[Data listing]
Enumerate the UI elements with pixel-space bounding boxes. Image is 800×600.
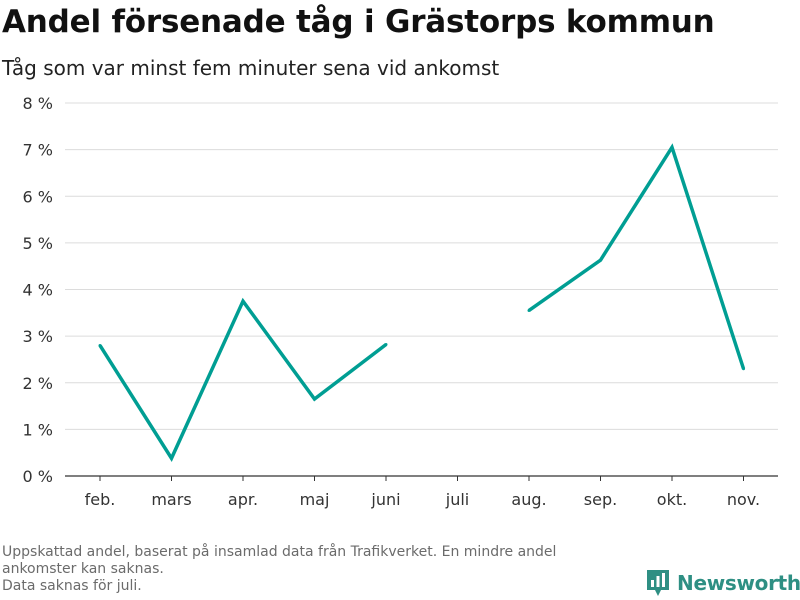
data-point: [241, 299, 245, 303]
x-tick-label: mars: [151, 490, 191, 509]
chart-subtitle: Tåg som var minst fem minuter sena vid a…: [2, 56, 500, 80]
y-tick-label: 3 %: [23, 327, 53, 346]
x-tick-label: nov.: [727, 490, 760, 509]
y-tick-label: 8 %: [23, 94, 53, 113]
x-tick-label: okt.: [657, 490, 687, 509]
y-tick-label: 4 %: [23, 281, 53, 300]
data-point: [313, 397, 316, 401]
x-tick-label: maj: [300, 490, 330, 509]
data-point: [170, 456, 173, 460]
y-axis-ticks: 0 % 1 % 2 % 3 % 4 % 5 % 6 % 7 % 8 %: [23, 94, 53, 486]
y-tick-label: 1 %: [23, 420, 53, 439]
newsworthy-logo-icon: [647, 570, 669, 596]
x-axis-ticks: feb. mars apr. maj juni juli aug. sep. okt. nov.: [85, 476, 760, 509]
series-segment: [98, 297, 388, 462]
data-point: [742, 367, 745, 371]
data-point: [98, 343, 102, 347]
x-tick-label: sep.: [584, 490, 617, 509]
x-tick-label: apr.: [228, 490, 258, 509]
footnote-line-2: ankomster kan saknas.: [2, 561, 164, 577]
y-tick-label: 5 %: [23, 234, 53, 253]
y-tick-label: 0 %: [23, 467, 53, 486]
y-tick-label: 2 %: [23, 374, 53, 393]
brand-name: Newsworthy: [677, 571, 800, 595]
y-tick-label: 6 %: [23, 187, 53, 206]
footnote-line-1: Uppskattad andel, baserat på insamlad da…: [2, 544, 557, 560]
footnote-line-3: Data saknas för juli.: [2, 578, 142, 594]
series-line: [98, 143, 746, 462]
series-segment: [527, 143, 746, 370]
chart-title: Andel försenade tåg i Grästorps kommun: [2, 4, 715, 40]
x-tick-label: aug.: [511, 490, 546, 509]
data-point: [384, 343, 388, 347]
data-point: [670, 145, 674, 149]
footnote: Uppskattad andel, baserat på insamlad da…: [2, 544, 642, 595]
x-tick-label: juli: [445, 490, 469, 509]
x-tick-label: feb.: [85, 490, 116, 509]
line-chart: 0 % 1 % 2 % 3 % 4 % 5 % 6 % 7 % 8 % feb. mars apr.…: [23, 94, 778, 509]
y-tick-label: 7 %: [23, 141, 53, 160]
gridlines: [65, 102, 778, 477]
data-point: [527, 308, 531, 312]
brand-logo: Newsworthy: [645, 568, 800, 598]
data-point: [599, 258, 602, 262]
x-tick-label: juni: [370, 490, 400, 509]
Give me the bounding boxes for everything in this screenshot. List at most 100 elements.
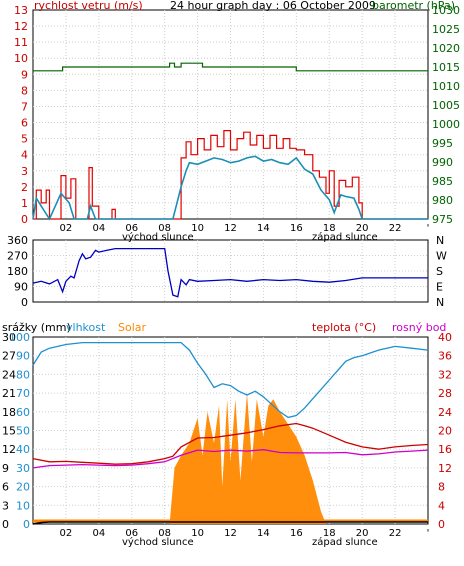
p1-right-tick: 1025 [432,23,460,36]
rain-tick: 15 [2,425,16,438]
p1-left-tick: 2 [21,181,28,194]
p3-x-tick: 12 [224,528,237,539]
p1-x-tick: 18 [323,223,336,234]
p3-x-tick-end: ' [427,528,430,539]
rain-tick: 9 [2,462,9,475]
p2-right-tick: S [436,265,443,278]
p1-right-tick: 1015 [432,61,460,74]
p1-left-tick: 9 [21,68,28,81]
humidity-tick: 0 [23,518,30,531]
p3-x-tick: 02 [60,528,73,539]
humidity-tick: 40 [16,443,30,456]
temp-tick: 24 [438,406,452,419]
p3-x-tick: 20 [356,528,369,539]
rain-tick: 12 [2,443,16,456]
p2-right-tick: W [436,250,447,263]
humidity-tick: 20 [16,481,30,494]
p1-x-tick: 14 [257,223,270,234]
p1-right-tick: 995 [432,137,453,150]
p1-x-tick: 22 [389,223,402,234]
p3-x-tick: 08 [158,528,171,539]
rain-tick: 18 [2,406,16,419]
sunset-label-1: západ slunce [312,231,378,243]
sunset-label-3: západ slunce [312,536,378,548]
p2-left-tick: 180 [7,265,28,278]
humidity-tick: 50 [16,425,30,438]
temperature-legend: teplota (°C) [312,321,376,334]
p3-x-tick: 06 [125,528,138,539]
temp-tick: 8 [438,481,445,494]
p2-right-tick: N [436,296,444,309]
p3-x-tick: 16 [290,528,303,539]
temp-tick: 36 [438,350,452,363]
temp-tick: 0 [438,518,445,531]
sunrise-label-1: východ slunce [122,231,194,243]
rain-tick: 24 [2,368,16,381]
p1-x-tick: 16 [290,223,303,234]
p1-left-tick: 4 [21,149,28,162]
p3-x-tick: 04 [92,528,105,539]
wind-axis-title: rychlost vetru (m/s) [34,0,143,12]
temp-tick: 28 [438,387,452,400]
p1-left-tick: 7 [21,100,28,113]
rain-axis-title: srážky (mm) [2,321,71,334]
temp-tick: 4 [438,499,445,512]
p1-left-tick: 6 [21,117,28,130]
temp-tick: 12 [438,462,452,475]
p1-left-tick: 11 [14,36,28,49]
p2-left-tick: 270 [7,250,28,263]
p1-right-tick: 1030 [432,4,460,17]
rain-tick: 21 [2,387,16,400]
humidity-tick: 80 [16,368,30,381]
humidity-legend: vlhkost [66,321,106,334]
p2-right-tick: N [436,234,444,247]
sunrise-label-3: východ slunce [122,536,194,548]
p1-left-tick: 1 [21,197,28,210]
p1-x-tick-end: ' [427,223,430,234]
p1-x-tick: 06 [125,223,138,234]
humidity-tick: 90 [16,350,30,363]
p2-left-tick: 0 [21,296,28,309]
rain-tick: 27 [2,350,16,363]
rain-tick: 6 [2,481,9,494]
temp-tick: 40 [438,331,452,344]
p1-x-tick: 08 [158,223,171,234]
p1-right-tick: 975 [432,213,453,226]
p1-right-tick: 1020 [432,42,460,55]
p1-right-tick: 980 [432,194,453,207]
solar-series [33,393,428,524]
p1-x-tick: 10 [191,223,204,234]
p1-x-tick: 20 [356,223,369,234]
p1-x-tick: 04 [92,223,105,234]
rain-tick: 30 [2,331,16,344]
humidity-tick: 10 [16,499,30,512]
p1-right-tick: 1005 [432,99,460,112]
p2-right-tick: E [436,281,443,294]
solar-legend: Solar [118,321,147,334]
humidity-tick: 100 [9,331,30,344]
rain-series [32,521,428,525]
p1-x-tick: 02 [60,223,73,234]
rain-tick: 3 [2,499,9,512]
p2-left-tick: 90 [14,281,28,294]
p1-x-tick: 12 [224,223,237,234]
p1-left-tick: 5 [21,133,28,146]
p1-right-tick: 985 [432,175,453,188]
pressure-series [33,62,428,72]
pressure-axis-title: barometr (hPa) [372,0,455,12]
p3-x-tick: 18 [323,528,336,539]
p1-left-tick: 0 [21,213,28,226]
p1-left-tick: 3 [21,165,28,178]
p3-x-tick: 22 [389,528,402,539]
dewpoint-series [32,449,429,469]
p1-right-tick: 1010 [432,80,460,93]
wind-direction-series [32,247,428,298]
temperature-series [32,422,429,465]
dewpoint-legend: rosný bod [392,321,446,334]
p1-left-tick: 10 [14,52,28,65]
p1-right-tick: 990 [432,156,453,169]
p2-left-tick: 360 [7,234,28,247]
chart-title: 24 hour graph day : 06 October 2009 [170,0,376,12]
p3-x-tick: 10 [191,528,204,539]
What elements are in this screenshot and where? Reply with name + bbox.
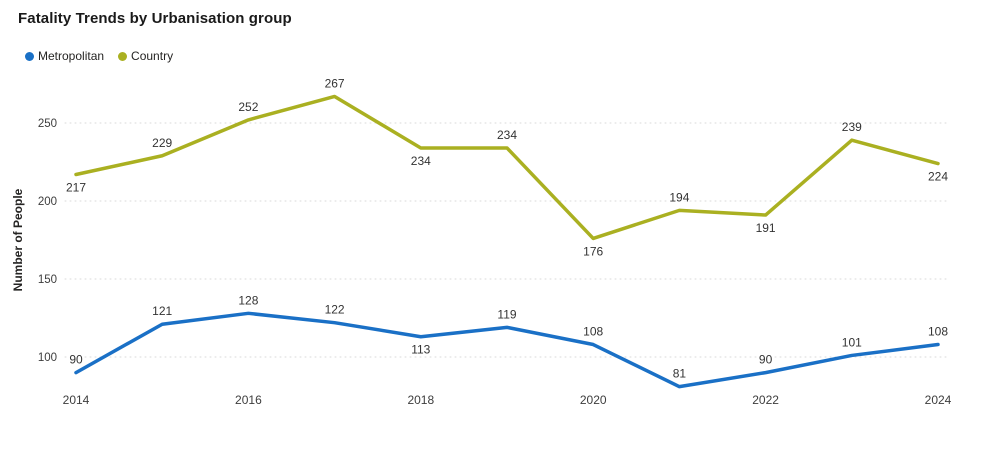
data-label-country-2021: 194 — [669, 190, 689, 204]
legend: Metropolitan Country — [25, 49, 173, 63]
data-label-country-2014: 217 — [66, 180, 86, 194]
data-label-country-2024: 224 — [928, 170, 948, 184]
data-label-metropolitan-2015: 121 — [152, 304, 172, 318]
series-line-metropolitan[interactable] — [74, 311, 940, 389]
data-label-metropolitan-2020: 108 — [583, 325, 603, 339]
y-tick-label-150: 150 — [38, 274, 57, 286]
data-label-metropolitan-2024: 108 — [928, 325, 948, 339]
country-series-dot-icon — [118, 51, 128, 61]
x-axis-label-2014: 2014 — [63, 393, 90, 407]
chart-title: Fatality Trends by Urbanisation group — [18, 10, 292, 27]
x-axis-label-2018: 2018 — [407, 393, 434, 407]
legend-label-country: Country — [131, 49, 174, 63]
data-label-metropolitan-2021: 81 — [673, 367, 687, 381]
metropolitan-series-dot-icon — [25, 51, 34, 61]
x-axis-label-2016: 2016 — [235, 393, 262, 407]
data-label-metropolitan-2023: 101 — [842, 335, 862, 349]
legend-item-country[interactable]: Country — [118, 49, 173, 63]
data-label-metropolitan-2016: 128 — [238, 293, 258, 307]
x-axis-label-2022: 2022 — [752, 393, 779, 407]
data-label-country-2016: 252 — [238, 100, 258, 114]
data-label-country-2022: 191 — [756, 221, 776, 235]
data-label-country-2023: 239 — [842, 120, 862, 134]
y-tick-label-100: 100 — [38, 352, 57, 364]
y-axis-title: Number of People — [11, 188, 25, 291]
legend-item-metropolitan[interactable]: Metropolitan — [25, 49, 104, 63]
data-label-country-2015: 229 — [152, 136, 172, 150]
x-axis-label-2020: 2020 — [580, 393, 607, 407]
legend-label-metropolitan: Metropolitan — [38, 49, 105, 63]
data-label-metropolitan-2017: 122 — [325, 303, 345, 317]
data-label-country-2020: 176 — [583, 244, 603, 258]
y-tick-label-250: 250 — [38, 118, 57, 130]
data-label-country-2017: 267 — [325, 76, 345, 90]
data-label-country-2018: 234 — [411, 154, 431, 168]
data-label-country-2019: 234 — [497, 128, 517, 142]
x-axis-label-2024: 2024 — [925, 393, 952, 407]
data-label-metropolitan-2018: 113 — [411, 343, 430, 357]
data-label-metropolitan-2014: 90 — [69, 353, 83, 367]
series-line-country[interactable] — [74, 94, 940, 241]
data-label-metropolitan-2019: 119 — [497, 307, 516, 321]
data-label-metropolitan-2022: 90 — [759, 353, 773, 367]
y-tick-label-200: 200 — [38, 196, 57, 208]
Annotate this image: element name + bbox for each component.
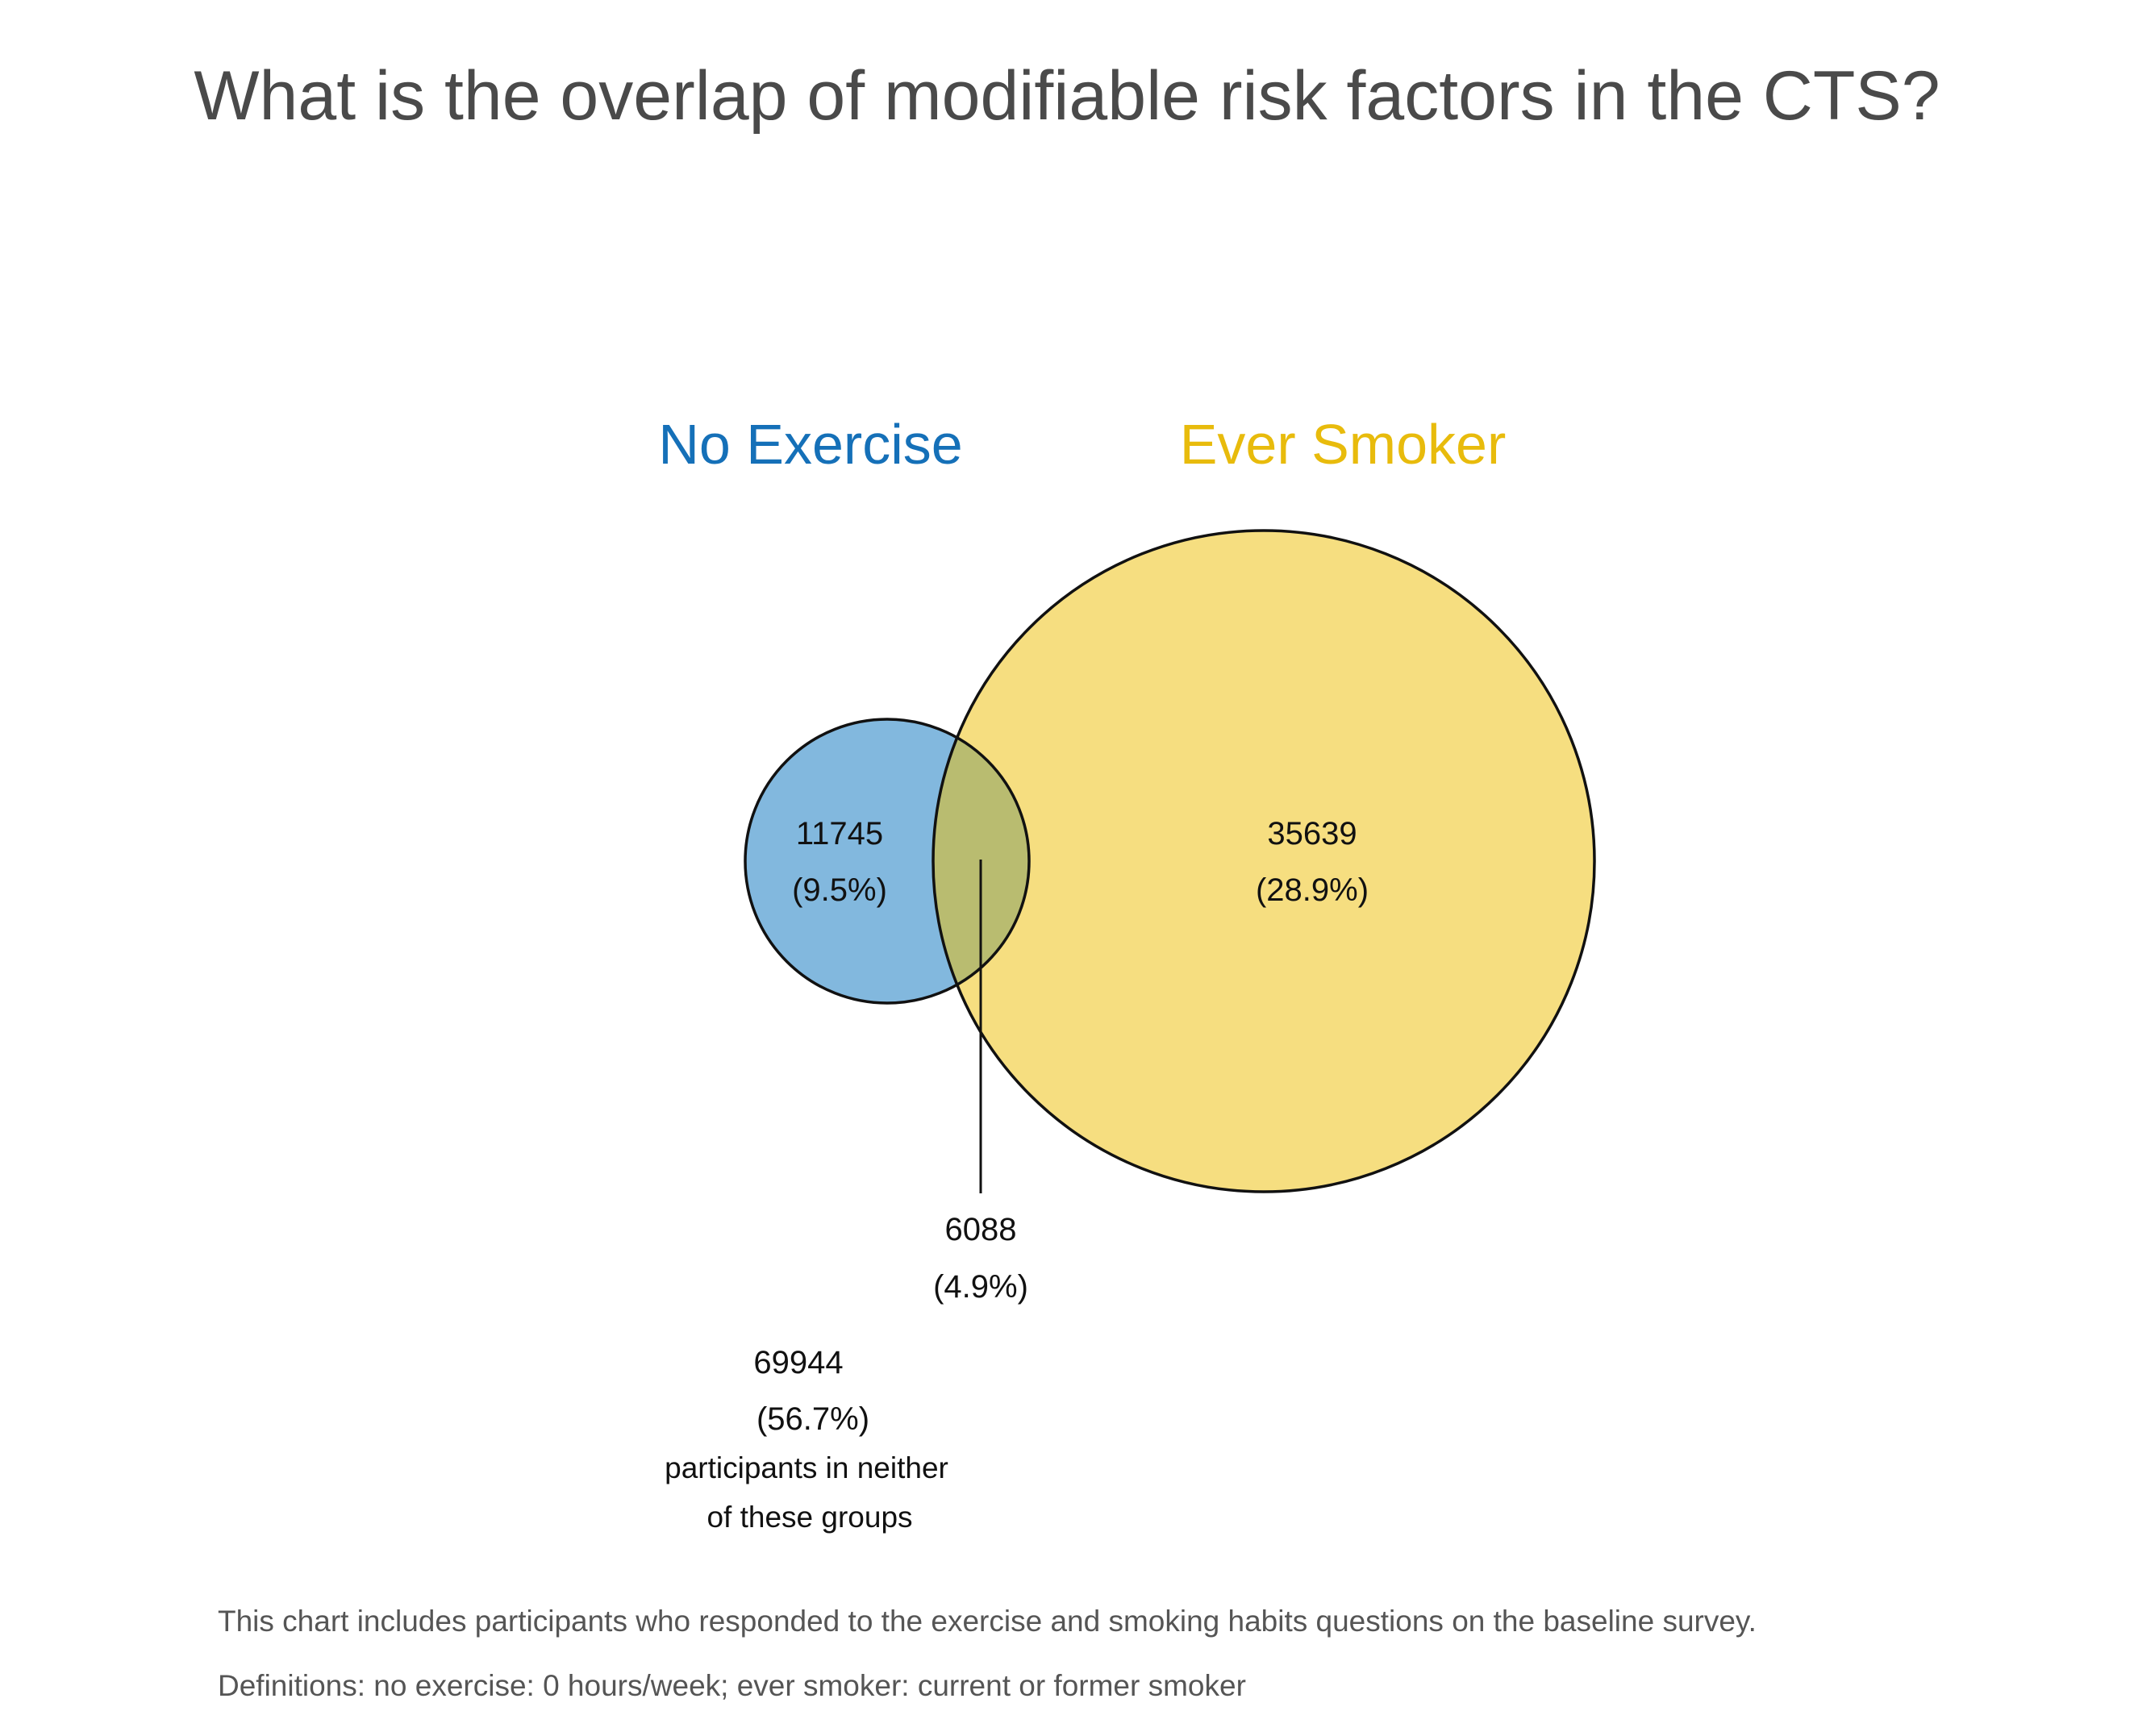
neither-count: 69944	[753, 1345, 843, 1380]
ever-smoker-circle	[933, 531, 1594, 1192]
ever-smoker-outline	[932, 529, 1596, 1193]
footer-note-line1: This chart includes participants who res…	[218, 1605, 1757, 1638]
neither-note-line2: of these groups	[706, 1501, 912, 1534]
set-label-ever-smoker: Ever Smoker	[1180, 413, 1507, 476]
no-exercise-only-percent: (9.5%)	[792, 872, 887, 908]
ever-smoker-only-percent: (28.9%)	[1256, 872, 1369, 908]
overlap-count: 6088	[945, 1212, 1017, 1247]
neither-note-line1: participants in neither	[665, 1451, 948, 1484]
neither-percent: (56.7%)	[756, 1401, 869, 1437]
ever-smoker-only-count: 35639	[1267, 816, 1357, 851]
chart-title: What is the overlap of modifiable risk f…	[194, 57, 1940, 135]
no-exercise-only-count: 11745	[796, 816, 883, 851]
overlap-percent: (4.9%)	[933, 1269, 1028, 1305]
footer-definitions-line2: Definitions: no exercise: 0 hours/week; …	[218, 1669, 1246, 1702]
no-exercise-outline	[744, 718, 1031, 1005]
set-label-no-exercise: No Exercise	[658, 413, 962, 476]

**Given task:** Rewrite the records from their beginning through the line containing "Give me the", changing "series-segment" to "line-segment" and leaving everything else unchanged. Leave the pictures out of the answer.

**Task response:**
Enumerate the UI elements with pixel-space bounding boxes. Image is 800×600.
data-point: [241, 299, 245, 303]
x-tick-label: mars: [151, 490, 191, 509]
chart-subtitle: Tåg som var minst fem minuter sena vid a…: [2, 56, 500, 80]
y-tick-label: 3 %: [23, 327, 53, 346]
x-tick-label: nov.: [727, 490, 760, 509]
y-tick-label: 8 %: [23, 94, 53, 113]
x-tick-label: okt.: [657, 490, 687, 509]
y-tick-label: 4 %: [23, 281, 53, 300]
data-point: [313, 397, 316, 401]
x-tick-label: maj: [300, 490, 330, 509]
data-point: [170, 456, 173, 460]
y-axis-ticks: 0 % 1 % 2 % 3 % 4 % 5 % 6 % 7 % 8 %: [23, 94, 53, 486]
y-tick-label: 1 %: [23, 420, 53, 439]
newsworthy-logo-icon: [647, 570, 669, 596]
x-axis-ticks: feb. mars apr. maj juni juli aug. sep. okt. nov.: [85, 476, 760, 509]
line-segment: [98, 297, 388, 462]
data-point: [742, 367, 745, 371]
data-point: [98, 343, 102, 347]
x-tick-label: sep.: [584, 490, 617, 509]
x-tick-label: apr.: [228, 490, 258, 509]
footnote-line-2: ankomster kan saknas.: [2, 561, 164, 577]
y-tick-label: 5 %: [23, 234, 53, 253]
y-tick-label: 0 %: [23, 467, 53, 486]
y-tick-label: 2 %: [23, 374, 53, 393]
brand-name: Newsworthy: [677, 571, 800, 595]
y-tick-label: 6 %: [23, 187, 53, 206]
footnote-line-1: Uppskattad andel, baserat på insamlad da…: [2, 544, 557, 560]
footnote-line-3: Data saknas för juli.: [2, 578, 142, 594]
series-line: [98, 143, 746, 462]
line-segment: [527, 143, 746, 370]
chart-title: Andel försenade tåg i Grästorps kommun: [2, 4, 715, 40]
x-tick-label: aug.: [511, 490, 546, 509]
data-point: [384, 343, 388, 347]
data-point: [670, 145, 674, 149]
footnote: Uppskattad andel, baserat på insamlad da…: [2, 544, 642, 595]
x-tick-label: juli: [445, 490, 469, 509]
x-tick-label: feb.: [85, 490, 116, 509]
line-chart: 0 % 1 % 2 % 3 % 4 % 5 % 6 % 7 % 8 % feb. mars apr.…: [23, 94, 778, 509]
y-tick-label: 7 %: [23, 141, 53, 160]
gridlines: [65, 102, 778, 477]
data-point: [527, 308, 531, 312]
brand-logo: Newsworthy: [645, 568, 800, 598]
data-point: [599, 258, 602, 262]
x-tick-label: juni: [370, 490, 400, 509]
Give me the bounding boxes for everything in this screenshot. List at most 100 elements.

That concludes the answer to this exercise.